## Task objective
From the listing below, extract each entry exactly as written, minus the images.
------ Exercise inputs
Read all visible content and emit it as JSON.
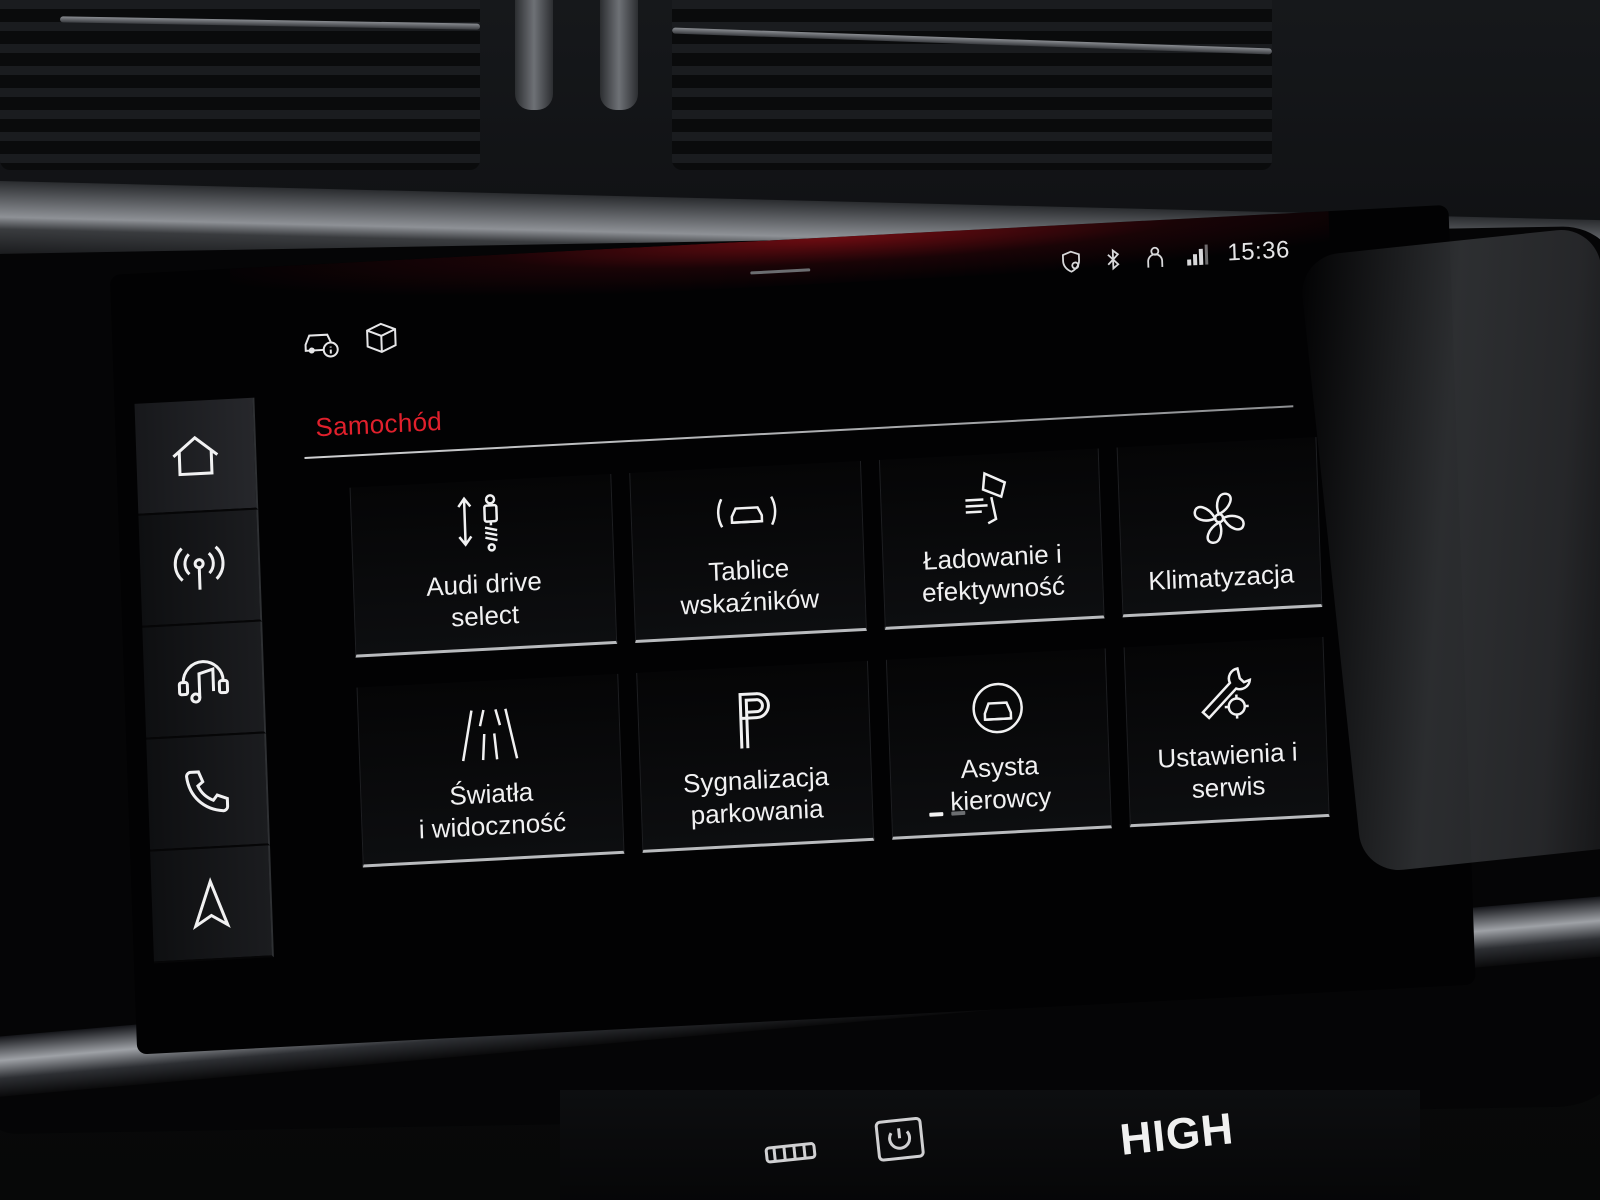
{
  "status_bar": {
    "time": "15:36",
    "icons": [
      "shield-location-icon",
      "bluetooth-icon",
      "person-icon",
      "signal-icon"
    ]
  },
  "top_icons": [
    "car-info-icon",
    "package-icon"
  ],
  "sidebar": {
    "items": [
      {
        "icon": "home-icon",
        "active": true
      },
      {
        "icon": "radio-icon",
        "active": false
      },
      {
        "icon": "music-icon",
        "active": false
      },
      {
        "icon": "phone-icon",
        "active": false
      },
      {
        "icon": "navigation-icon",
        "active": false
      }
    ]
  },
  "section": {
    "title": "Samochód"
  },
  "tiles": [
    {
      "label": "Audi drive\nselect",
      "icon": "suspension-icon"
    },
    {
      "label": "Tablice\nwskaźników",
      "icon": "car-dashboard-icon"
    },
    {
      "label": "Ładowanie i\nefektywność",
      "icon": "charging-efficiency-icon"
    },
    {
      "label": "Klimatyzacja",
      "icon": "fan-icon"
    },
    {
      "label": "Światła\ni widoczność",
      "icon": "lights-icon"
    },
    {
      "label": "Sygnalizacja\nparkowania",
      "icon": "parking-icon"
    },
    {
      "label": "Asysta\nkierowcy",
      "icon": "driver-assist-icon"
    },
    {
      "label": "Ustawienia i\nserwis",
      "icon": "wrench-gear-icon"
    }
  ],
  "pager": {
    "pages": 2,
    "current": 1
  },
  "console": {
    "mode_label": "HIGH"
  },
  "colors": {
    "accent": "#e0202c",
    "text": "#f1f1f2",
    "background": "#020203"
  }
}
------------
## Solution for this problem
Read all visible content and emit it as JSON.
{
  "status_bar": {
    "time": "15:36",
    "icons": [
      "shield-location-icon",
      "bluetooth-icon",
      "person-icon",
      "signal-icon"
    ]
  },
  "top_icons": [
    "car-info-icon",
    "package-icon"
  ],
  "sidebar": {
    "items": [
      {
        "icon": "home-icon",
        "active": true
      },
      {
        "icon": "radio-icon",
        "active": false
      },
      {
        "icon": "music-icon",
        "active": false
      },
      {
        "icon": "phone-icon",
        "active": false
      },
      {
        "icon": "navigation-icon",
        "active": false
      }
    ]
  },
  "section": {
    "title": "Samochód"
  },
  "tiles": [
    {
      "label": "Audi drive\nselect",
      "icon": "suspension-icon"
    },
    {
      "label": "Tablice\nwskaźników",
      "icon": "car-dashboard-icon"
    },
    {
      "label": "Ładowanie i\nefektywność",
      "icon": "charging-efficiency-icon"
    },
    {
      "label": "Klimatyzacja",
      "icon": "fan-icon"
    },
    {
      "label": "Światła\ni widoczność",
      "icon": "lights-icon"
    },
    {
      "label": "Sygnalizacja\nparkowania",
      "icon": "parking-icon"
    },
    {
      "label": "Asysta\nkierowcy",
      "icon": "driver-assist-icon"
    },
    {
      "label": "Ustawienia i\nserwis",
      "icon": "wrench-gear-icon"
    }
  ],
  "pager": {
    "pages": 2,
    "current": 1
  },
  "console": {
    "mode_label": "HIGH"
  },
  "colors": {
    "accent": "#e0202c",
    "text": "#f1f1f2",
    "background": "#020203"
  }
}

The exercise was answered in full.